■ **SHORT TASK**: Pull out each line of the data that includes the word "them".

▼

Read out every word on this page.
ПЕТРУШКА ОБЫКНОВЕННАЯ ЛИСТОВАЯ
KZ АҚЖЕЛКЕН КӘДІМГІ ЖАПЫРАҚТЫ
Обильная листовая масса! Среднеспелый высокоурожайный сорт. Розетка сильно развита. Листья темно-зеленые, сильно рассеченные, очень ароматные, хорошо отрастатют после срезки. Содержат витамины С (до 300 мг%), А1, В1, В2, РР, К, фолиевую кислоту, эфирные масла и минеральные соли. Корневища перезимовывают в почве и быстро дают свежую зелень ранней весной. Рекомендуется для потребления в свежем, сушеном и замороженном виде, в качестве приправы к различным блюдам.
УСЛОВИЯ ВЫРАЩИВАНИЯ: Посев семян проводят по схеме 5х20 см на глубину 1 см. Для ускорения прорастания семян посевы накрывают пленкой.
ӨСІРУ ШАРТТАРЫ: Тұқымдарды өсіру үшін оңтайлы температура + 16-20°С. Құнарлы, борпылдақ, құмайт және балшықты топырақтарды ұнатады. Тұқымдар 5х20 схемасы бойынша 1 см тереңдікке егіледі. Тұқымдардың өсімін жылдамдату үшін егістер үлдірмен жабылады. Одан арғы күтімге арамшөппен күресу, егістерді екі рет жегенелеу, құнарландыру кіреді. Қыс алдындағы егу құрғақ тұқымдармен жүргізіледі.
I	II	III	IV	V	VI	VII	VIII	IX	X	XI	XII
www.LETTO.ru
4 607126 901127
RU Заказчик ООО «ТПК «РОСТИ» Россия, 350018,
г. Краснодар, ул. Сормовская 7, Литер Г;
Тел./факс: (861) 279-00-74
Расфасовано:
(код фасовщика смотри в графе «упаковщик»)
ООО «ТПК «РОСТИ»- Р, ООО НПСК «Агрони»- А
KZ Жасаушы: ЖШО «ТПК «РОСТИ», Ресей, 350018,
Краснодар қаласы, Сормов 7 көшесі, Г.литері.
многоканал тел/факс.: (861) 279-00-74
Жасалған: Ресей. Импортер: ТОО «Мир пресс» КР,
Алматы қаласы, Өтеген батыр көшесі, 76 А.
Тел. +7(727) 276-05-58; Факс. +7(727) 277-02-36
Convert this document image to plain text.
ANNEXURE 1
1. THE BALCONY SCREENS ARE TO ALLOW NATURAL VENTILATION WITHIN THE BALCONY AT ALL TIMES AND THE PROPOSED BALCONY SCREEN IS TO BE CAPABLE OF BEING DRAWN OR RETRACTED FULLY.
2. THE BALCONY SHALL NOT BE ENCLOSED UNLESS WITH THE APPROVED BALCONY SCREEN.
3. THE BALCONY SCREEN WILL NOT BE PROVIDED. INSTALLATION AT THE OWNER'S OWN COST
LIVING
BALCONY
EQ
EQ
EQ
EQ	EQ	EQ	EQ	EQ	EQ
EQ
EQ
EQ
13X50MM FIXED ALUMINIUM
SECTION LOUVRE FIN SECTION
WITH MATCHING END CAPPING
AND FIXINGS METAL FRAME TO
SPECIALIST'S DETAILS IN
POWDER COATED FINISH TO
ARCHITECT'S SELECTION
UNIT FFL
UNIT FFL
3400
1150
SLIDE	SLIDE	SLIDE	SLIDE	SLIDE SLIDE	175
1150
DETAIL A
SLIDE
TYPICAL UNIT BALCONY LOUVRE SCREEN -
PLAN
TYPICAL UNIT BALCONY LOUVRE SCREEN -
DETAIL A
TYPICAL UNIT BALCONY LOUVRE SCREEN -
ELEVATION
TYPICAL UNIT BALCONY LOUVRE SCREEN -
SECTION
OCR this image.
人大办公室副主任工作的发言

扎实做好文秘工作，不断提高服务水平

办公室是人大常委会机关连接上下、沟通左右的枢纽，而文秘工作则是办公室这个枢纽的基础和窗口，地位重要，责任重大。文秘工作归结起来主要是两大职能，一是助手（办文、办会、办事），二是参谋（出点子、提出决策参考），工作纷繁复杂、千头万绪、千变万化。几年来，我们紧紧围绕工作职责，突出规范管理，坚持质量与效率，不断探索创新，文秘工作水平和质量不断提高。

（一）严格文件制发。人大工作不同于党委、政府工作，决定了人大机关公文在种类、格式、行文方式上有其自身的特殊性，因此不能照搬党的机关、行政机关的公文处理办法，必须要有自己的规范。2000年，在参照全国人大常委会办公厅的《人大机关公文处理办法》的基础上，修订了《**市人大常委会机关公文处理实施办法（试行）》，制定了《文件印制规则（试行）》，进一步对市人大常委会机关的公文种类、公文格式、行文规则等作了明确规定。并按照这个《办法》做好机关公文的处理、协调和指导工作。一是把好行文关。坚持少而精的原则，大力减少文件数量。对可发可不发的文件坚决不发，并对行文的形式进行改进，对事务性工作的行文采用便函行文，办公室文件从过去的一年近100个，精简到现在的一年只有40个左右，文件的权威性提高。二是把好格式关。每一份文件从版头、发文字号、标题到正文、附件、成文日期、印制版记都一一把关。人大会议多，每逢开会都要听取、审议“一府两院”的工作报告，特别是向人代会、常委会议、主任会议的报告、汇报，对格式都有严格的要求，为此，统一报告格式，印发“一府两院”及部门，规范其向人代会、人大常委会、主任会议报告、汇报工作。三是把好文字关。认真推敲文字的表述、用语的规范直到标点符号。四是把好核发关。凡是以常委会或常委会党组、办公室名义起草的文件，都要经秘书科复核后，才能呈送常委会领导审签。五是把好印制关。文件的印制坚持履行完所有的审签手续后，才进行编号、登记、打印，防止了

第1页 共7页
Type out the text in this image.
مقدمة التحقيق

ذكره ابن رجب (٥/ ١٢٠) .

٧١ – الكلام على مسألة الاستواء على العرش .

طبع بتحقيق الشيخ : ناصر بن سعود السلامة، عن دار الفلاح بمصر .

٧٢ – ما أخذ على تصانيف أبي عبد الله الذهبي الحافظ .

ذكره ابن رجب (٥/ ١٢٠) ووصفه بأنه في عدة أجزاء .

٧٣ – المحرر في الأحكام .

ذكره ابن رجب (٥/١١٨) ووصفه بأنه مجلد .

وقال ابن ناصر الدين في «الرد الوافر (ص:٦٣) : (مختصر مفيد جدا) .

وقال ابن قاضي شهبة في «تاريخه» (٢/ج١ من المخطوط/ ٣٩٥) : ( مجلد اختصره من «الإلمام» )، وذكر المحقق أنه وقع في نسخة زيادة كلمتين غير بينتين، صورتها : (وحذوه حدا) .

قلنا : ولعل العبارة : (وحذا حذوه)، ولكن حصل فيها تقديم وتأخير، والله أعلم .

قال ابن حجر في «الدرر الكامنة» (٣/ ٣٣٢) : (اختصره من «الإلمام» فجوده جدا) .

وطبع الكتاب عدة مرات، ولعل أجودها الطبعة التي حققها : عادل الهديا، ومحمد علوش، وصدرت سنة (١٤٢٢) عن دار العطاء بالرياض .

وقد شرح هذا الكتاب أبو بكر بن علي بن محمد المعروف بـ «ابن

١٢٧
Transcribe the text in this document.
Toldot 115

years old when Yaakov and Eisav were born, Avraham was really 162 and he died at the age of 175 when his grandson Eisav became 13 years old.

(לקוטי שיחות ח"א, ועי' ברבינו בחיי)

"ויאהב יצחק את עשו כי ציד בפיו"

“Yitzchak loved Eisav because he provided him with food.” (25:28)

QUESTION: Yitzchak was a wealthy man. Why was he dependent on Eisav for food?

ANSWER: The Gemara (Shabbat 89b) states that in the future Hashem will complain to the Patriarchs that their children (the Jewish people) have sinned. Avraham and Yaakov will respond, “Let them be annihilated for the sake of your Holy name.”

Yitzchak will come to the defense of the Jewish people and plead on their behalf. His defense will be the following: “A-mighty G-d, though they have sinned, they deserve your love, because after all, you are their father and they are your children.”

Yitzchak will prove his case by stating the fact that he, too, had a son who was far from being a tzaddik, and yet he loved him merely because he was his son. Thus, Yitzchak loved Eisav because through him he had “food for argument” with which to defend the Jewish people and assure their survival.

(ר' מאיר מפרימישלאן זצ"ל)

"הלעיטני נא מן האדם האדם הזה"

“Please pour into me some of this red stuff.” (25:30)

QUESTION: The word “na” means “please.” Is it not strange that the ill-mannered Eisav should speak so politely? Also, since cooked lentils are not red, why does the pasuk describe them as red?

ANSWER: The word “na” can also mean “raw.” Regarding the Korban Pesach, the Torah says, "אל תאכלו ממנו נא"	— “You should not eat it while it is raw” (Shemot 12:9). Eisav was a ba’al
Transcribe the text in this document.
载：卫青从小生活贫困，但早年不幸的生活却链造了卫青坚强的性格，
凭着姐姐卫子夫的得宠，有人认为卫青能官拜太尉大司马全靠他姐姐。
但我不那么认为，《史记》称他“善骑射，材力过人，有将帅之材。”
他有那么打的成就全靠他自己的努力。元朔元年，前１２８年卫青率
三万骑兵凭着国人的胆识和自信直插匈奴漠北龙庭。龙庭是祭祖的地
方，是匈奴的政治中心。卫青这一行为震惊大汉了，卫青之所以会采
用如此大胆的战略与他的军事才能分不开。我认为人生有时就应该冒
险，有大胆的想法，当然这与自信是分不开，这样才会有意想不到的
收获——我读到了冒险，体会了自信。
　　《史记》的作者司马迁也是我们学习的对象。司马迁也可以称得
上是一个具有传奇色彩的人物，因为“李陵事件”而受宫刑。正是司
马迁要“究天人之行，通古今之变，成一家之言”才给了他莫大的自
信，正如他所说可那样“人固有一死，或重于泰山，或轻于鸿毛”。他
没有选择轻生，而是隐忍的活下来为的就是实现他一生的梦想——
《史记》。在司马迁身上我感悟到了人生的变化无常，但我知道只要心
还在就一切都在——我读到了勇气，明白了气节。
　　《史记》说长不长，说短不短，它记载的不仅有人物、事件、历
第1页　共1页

▲

■ **FULL SOLUTION**:
ANSWER: The Gemara (Shabbat 89b) states that in the future Hashem will complain to the Patriarchs that their children (the Jewish people) have sinned. Avraham and Yaakov will respond, “Let them be annihilated for the sake of your Holy name.”
QUESTION: The word “na” means “please.” Is it not strange that the ill-mannered Eisav should speak so politely? Also, since cooked lentils are not red, why does the pasuk describe them as red?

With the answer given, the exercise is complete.